(Data excerpts)

----------

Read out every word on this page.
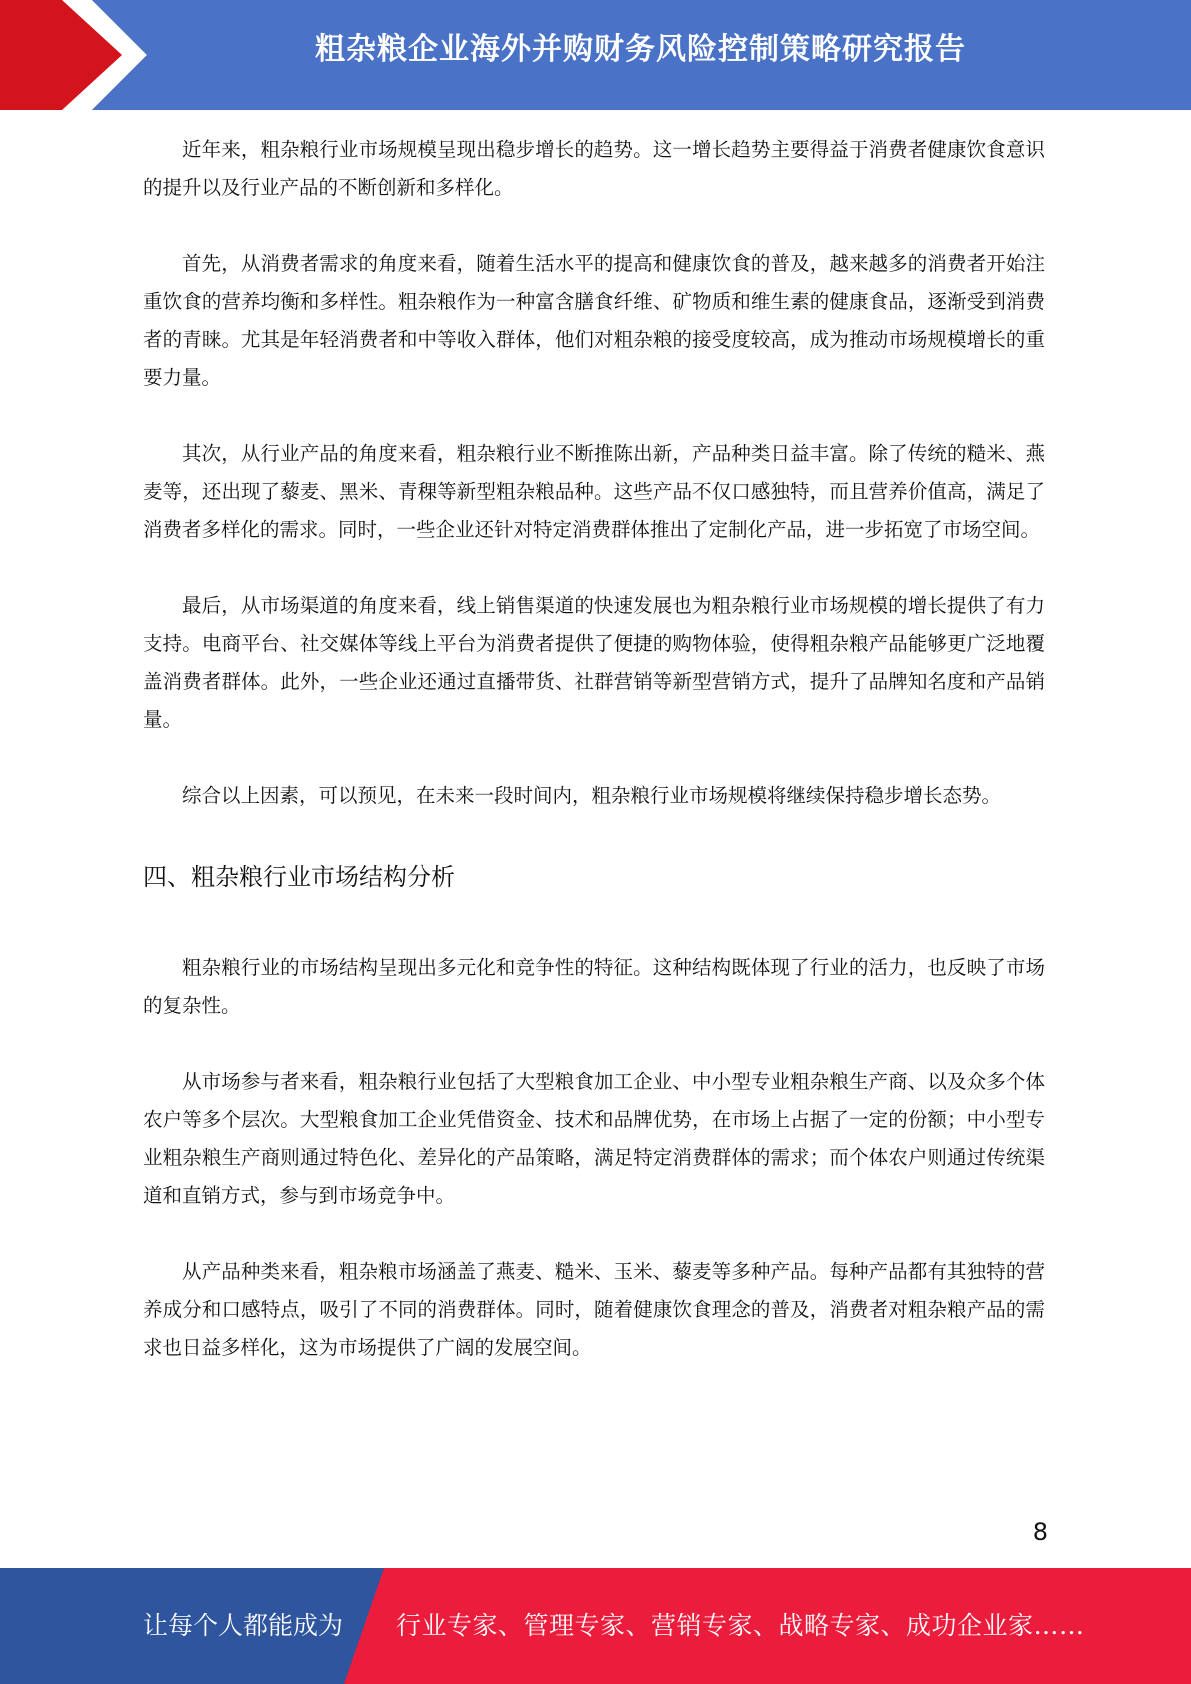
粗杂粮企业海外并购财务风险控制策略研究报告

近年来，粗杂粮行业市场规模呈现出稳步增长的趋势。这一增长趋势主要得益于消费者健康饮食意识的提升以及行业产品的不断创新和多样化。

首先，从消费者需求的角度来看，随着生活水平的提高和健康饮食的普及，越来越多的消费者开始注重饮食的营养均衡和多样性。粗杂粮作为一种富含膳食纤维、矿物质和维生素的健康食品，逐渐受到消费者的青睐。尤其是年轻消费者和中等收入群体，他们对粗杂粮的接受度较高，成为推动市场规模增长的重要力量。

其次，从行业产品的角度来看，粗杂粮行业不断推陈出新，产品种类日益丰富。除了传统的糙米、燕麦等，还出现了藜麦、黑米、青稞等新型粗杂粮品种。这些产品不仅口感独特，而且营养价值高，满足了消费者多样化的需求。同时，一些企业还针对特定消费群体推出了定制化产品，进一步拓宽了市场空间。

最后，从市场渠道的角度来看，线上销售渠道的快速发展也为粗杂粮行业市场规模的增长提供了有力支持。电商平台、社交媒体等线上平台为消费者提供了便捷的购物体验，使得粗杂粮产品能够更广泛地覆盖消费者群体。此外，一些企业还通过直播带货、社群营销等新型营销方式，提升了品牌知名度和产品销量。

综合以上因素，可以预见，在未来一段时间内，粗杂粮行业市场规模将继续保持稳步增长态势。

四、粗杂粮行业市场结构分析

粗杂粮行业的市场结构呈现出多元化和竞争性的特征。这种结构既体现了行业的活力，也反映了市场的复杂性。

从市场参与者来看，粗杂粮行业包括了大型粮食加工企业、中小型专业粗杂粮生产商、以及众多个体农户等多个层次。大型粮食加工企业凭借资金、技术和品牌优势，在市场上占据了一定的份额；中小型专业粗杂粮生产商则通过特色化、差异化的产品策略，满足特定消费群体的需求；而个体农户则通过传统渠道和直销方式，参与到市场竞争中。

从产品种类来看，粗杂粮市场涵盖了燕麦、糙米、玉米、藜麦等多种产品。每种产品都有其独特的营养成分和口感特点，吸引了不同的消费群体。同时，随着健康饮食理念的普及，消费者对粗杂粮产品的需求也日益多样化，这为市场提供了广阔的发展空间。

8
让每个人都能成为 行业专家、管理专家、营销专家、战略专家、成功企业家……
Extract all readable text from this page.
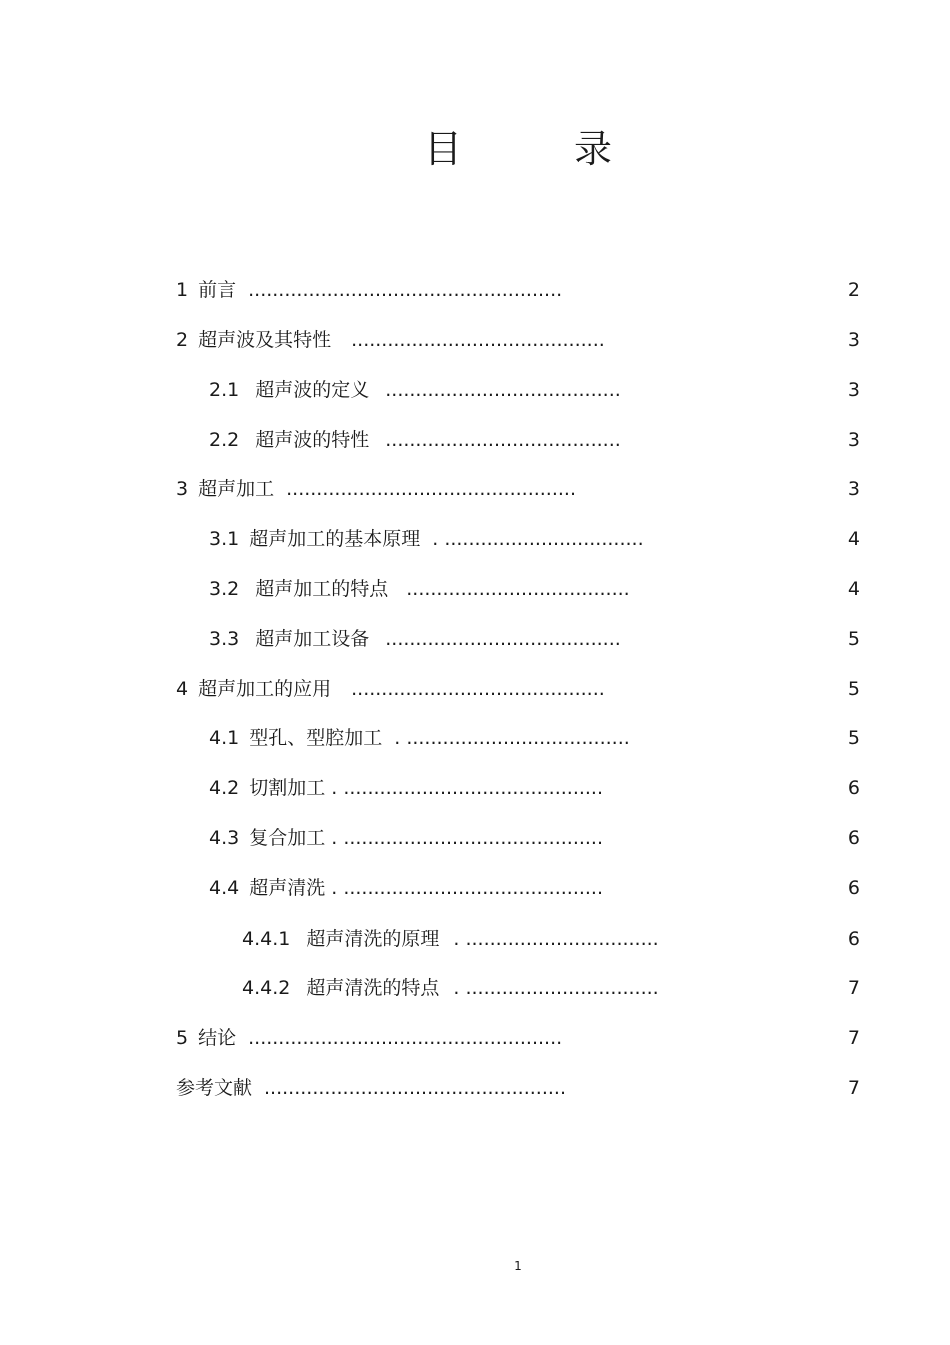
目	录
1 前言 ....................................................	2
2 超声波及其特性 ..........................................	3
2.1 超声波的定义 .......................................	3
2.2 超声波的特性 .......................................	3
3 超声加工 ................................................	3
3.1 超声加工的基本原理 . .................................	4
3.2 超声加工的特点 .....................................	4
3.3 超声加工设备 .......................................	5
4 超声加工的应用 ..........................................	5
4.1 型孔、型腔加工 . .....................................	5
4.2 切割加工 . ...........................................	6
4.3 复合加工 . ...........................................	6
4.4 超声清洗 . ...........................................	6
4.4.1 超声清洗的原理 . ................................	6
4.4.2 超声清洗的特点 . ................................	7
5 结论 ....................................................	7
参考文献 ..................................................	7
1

----------

> [GOAL]
Check the data for the word "this" and pull out the lines that have it.

> [EXERCISE SOLUTION]
Read out every word on this page.
Extract all readable text from this page.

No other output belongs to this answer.